>>>

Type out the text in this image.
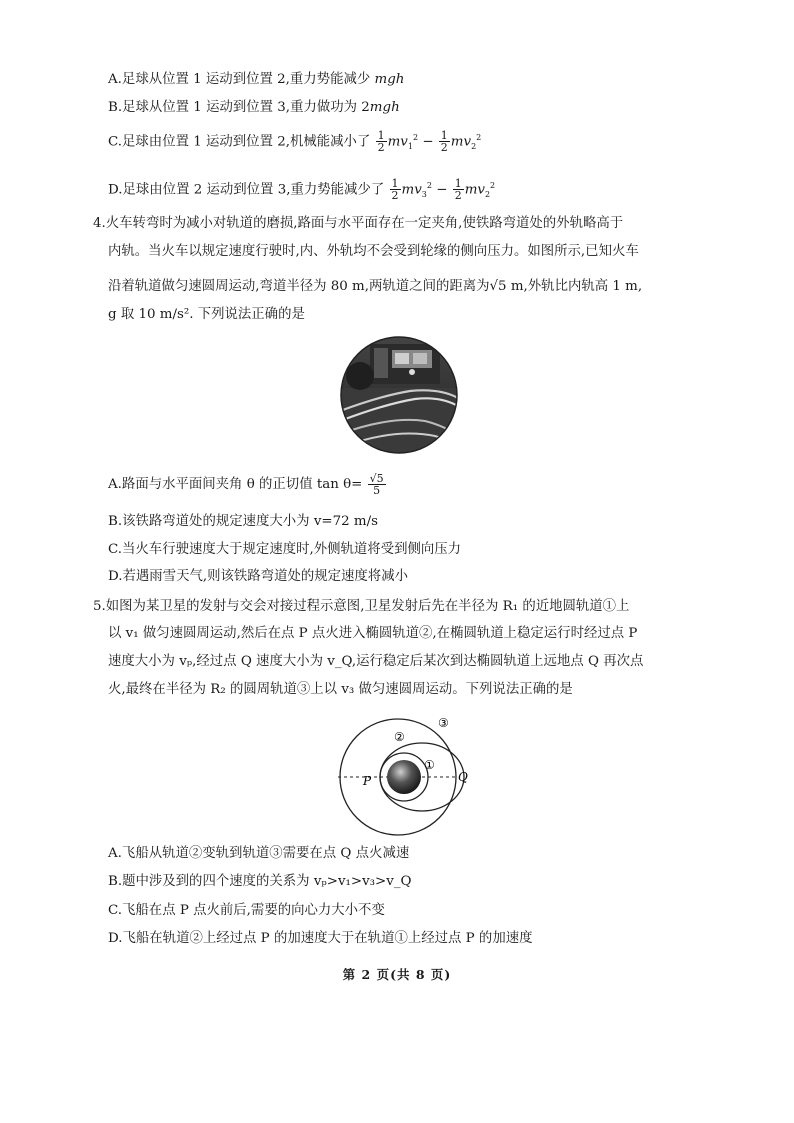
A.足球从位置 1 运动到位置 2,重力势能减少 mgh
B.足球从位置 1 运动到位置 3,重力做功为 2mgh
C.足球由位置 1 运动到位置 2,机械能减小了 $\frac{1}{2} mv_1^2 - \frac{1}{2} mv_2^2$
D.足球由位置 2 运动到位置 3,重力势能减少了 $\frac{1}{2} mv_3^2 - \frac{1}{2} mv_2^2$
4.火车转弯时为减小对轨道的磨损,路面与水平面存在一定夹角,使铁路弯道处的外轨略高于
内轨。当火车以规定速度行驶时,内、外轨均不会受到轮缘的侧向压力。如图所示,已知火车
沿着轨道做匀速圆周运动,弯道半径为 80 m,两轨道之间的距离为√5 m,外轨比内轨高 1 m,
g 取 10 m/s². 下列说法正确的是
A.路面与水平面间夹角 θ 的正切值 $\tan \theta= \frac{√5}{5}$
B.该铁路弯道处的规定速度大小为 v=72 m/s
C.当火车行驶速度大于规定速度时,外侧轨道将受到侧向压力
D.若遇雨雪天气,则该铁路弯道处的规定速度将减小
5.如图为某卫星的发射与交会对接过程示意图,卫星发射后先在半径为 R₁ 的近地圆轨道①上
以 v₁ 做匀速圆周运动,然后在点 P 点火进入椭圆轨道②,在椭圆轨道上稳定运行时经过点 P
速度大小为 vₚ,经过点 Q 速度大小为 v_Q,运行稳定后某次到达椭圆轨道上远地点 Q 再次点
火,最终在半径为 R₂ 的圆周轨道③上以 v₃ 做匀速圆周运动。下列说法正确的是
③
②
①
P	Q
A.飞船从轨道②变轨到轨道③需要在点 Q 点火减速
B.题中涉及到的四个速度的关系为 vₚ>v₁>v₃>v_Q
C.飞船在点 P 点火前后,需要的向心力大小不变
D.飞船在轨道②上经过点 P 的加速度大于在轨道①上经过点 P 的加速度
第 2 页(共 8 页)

<<<
>>>

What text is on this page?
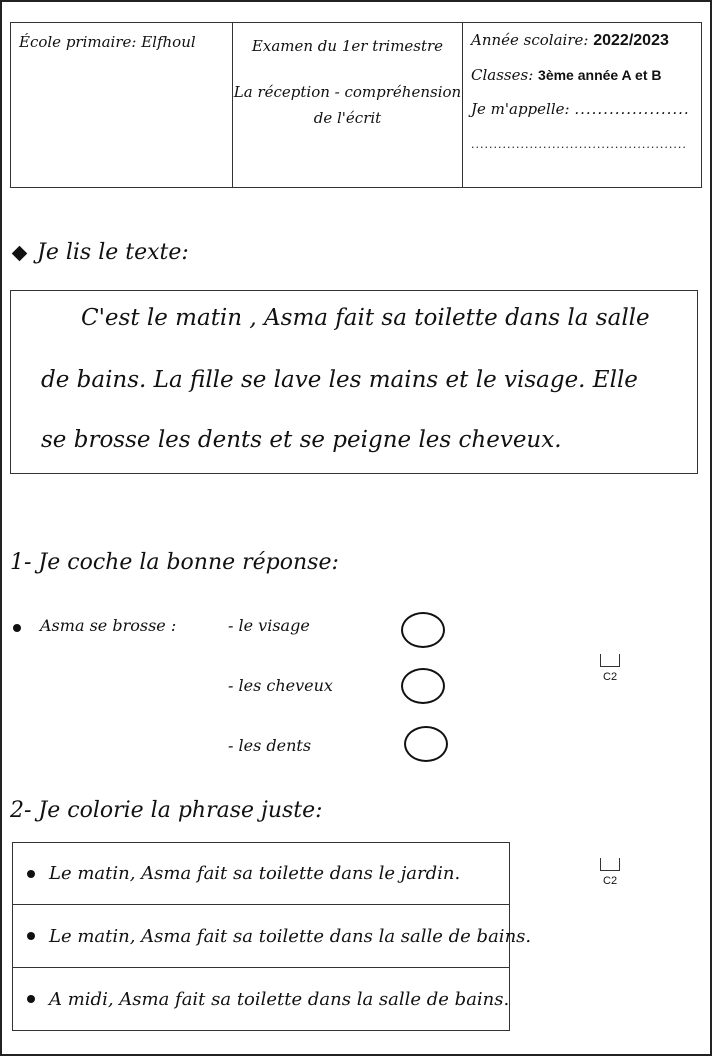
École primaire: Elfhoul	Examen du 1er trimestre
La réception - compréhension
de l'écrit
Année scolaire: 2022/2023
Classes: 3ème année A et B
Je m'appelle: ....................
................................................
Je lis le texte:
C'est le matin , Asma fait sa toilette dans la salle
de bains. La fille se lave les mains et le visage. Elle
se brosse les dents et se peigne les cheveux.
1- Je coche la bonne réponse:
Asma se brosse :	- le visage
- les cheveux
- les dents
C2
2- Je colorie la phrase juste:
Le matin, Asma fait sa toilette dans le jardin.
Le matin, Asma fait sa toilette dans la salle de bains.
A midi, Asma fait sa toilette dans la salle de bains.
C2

<<<

> **GIVEN TASK**:
In the lines above, locate the string "dans". Copy every line where it occurs.

> **TASK OUTPUT**:
C'est le matin , Asma fait sa toilette dans la salle
Le matin, Asma fait sa toilette dans le jardin.
Le matin, Asma fait sa toilette dans la salle de bains.
A midi, Asma fait sa toilette dans la salle de bains.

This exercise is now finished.